EXERCISE OBJECTIVE:
Extract every line from the listing below and copy each one character for character.

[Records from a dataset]
- - - -
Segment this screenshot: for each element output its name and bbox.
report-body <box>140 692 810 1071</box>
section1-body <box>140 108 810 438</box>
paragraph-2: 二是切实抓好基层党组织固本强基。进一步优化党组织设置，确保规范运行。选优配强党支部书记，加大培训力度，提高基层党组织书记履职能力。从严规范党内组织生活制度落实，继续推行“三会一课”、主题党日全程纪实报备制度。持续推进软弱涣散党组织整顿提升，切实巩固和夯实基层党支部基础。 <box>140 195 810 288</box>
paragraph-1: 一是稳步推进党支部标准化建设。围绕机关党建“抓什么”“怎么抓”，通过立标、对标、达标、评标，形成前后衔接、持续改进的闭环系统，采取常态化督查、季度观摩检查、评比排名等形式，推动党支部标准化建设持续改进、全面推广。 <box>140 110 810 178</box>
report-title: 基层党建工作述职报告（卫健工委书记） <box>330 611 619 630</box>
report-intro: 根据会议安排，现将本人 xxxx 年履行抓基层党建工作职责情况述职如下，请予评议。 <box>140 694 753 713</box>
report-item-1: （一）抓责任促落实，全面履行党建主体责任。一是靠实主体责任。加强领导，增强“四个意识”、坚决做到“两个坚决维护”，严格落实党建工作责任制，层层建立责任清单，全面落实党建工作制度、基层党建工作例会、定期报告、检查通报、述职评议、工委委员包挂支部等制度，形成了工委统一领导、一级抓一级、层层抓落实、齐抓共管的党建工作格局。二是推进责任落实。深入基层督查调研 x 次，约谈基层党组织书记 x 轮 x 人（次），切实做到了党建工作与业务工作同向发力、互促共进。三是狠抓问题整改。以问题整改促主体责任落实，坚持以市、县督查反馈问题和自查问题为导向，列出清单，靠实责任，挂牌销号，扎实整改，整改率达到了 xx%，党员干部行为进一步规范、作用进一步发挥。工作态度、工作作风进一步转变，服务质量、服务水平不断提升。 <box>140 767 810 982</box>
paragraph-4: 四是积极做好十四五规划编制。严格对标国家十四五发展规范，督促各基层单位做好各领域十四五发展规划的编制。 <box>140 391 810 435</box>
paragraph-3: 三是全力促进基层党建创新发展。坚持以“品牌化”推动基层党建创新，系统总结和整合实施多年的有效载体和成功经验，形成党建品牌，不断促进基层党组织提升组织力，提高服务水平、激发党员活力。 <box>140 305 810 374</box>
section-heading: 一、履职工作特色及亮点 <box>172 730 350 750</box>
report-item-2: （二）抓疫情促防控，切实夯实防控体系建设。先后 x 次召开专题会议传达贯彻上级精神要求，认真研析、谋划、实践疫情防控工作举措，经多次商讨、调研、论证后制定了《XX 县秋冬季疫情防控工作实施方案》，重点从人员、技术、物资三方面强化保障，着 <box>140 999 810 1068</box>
- - - -
EXERCISE ANSWER:
Segment this screenshot: for each element output its name and bbox.
report-body <box>140 692 810 1071</box>
section1-body <box>140 108 810 438</box>
paragraph-2: 二是切实抓好基层党组织固本强基。进一步优化党组织设置，确保规范运行。选优配强党支部书记，加大培训力度，提高基层党组织书记履职能力。从严规范党内组织生活制度落实，继续推行“三会一课”、主题党日全程纪实报备制度。持续推进软弱涣散党组织整顿提升，切实巩固和夯实基层党支部基础。 <box>140 195 810 288</box>
paragraph-1: 一是稳步推进党支部标准化建设。围绕机关党建“抓什么”“怎么抓”，通过立标、对标、达标、评标，形成前后衔接、持续改进的闭环系统，采取常态化督查、季度观摩检查、评比排名等形式，推动党支部标准化建设持续改进、全面推广。 <box>140 110 810 178</box>
report-title: 基层党建工作述职报告（卫健工委书记） <box>330 611 619 630</box>
report-intro: 根据会议安排，现将本人 xxxx 年履行抓基层党建工作职责情况述职如下，请予评议。 <box>140 694 753 713</box>
report-item-1: （一）抓责任促落实，全面履行党建主体责任。一是靠实主体责任。加强领导，增强“四个意识”、坚决做到“两个坚决维护”，严格落实党建工作责任制，层层建立责任清单，全面落实党建工作制度、基层党建工作例会、定期报告、检查通报、述职评议、工委委员包挂支部等制度，形成了工委统一领导、一级抓一级、层层抓落实、齐抓共管的党建工作格局。二是推进责任落实。深入基层督查调研 x 次，约谈基层党组织书记 x 轮 x 人（次），切实做到了党建工作与业务工作同向发力、互促共进。三是狠抓问题整改。以问题整改促主体责任落实，坚持以市、县督查反馈问题和自查问题为导向，列出清单，靠实责任，挂牌销号，扎实整改，整改率达到了 xx%，党员干部行为进一步规范、作用进一步发挥。工作态度、工作作风进一步转变，服务质量、服务水平不断提升。 <box>140 767 810 982</box>
paragraph-4: 四是积极做好十四五规划编制。严格对标国家十四五发展规范，督促各基层单位做好各领域十四五发展规划的编制。 <box>140 391 810 435</box>
paragraph-3: 三是全力促进基层党建创新发展。坚持以“品牌化”推动基层党建创新，系统总结和整合实施多年的有效载体和成功经验，形成党建品牌，不断促进基层党组织提升组织力，提高服务水平、激发党员活力。 <box>140 305 810 374</box>
section-heading: 一、履职工作特色及亮点 <box>172 730 350 750</box>
report-item-2: （二）抓疫情促防控，切实夯实防控体系建设。先后 x 次召开专题会议传达贯彻上级精神要求，认真研析、谋划、实践疫情防控工作举措，经多次商讨、调研、论证后制定了《XX 县秋冬季疫情防控工作实施方案》，重点从人员、技术、物资三方面强化保障，着 <box>140 999 810 1068</box>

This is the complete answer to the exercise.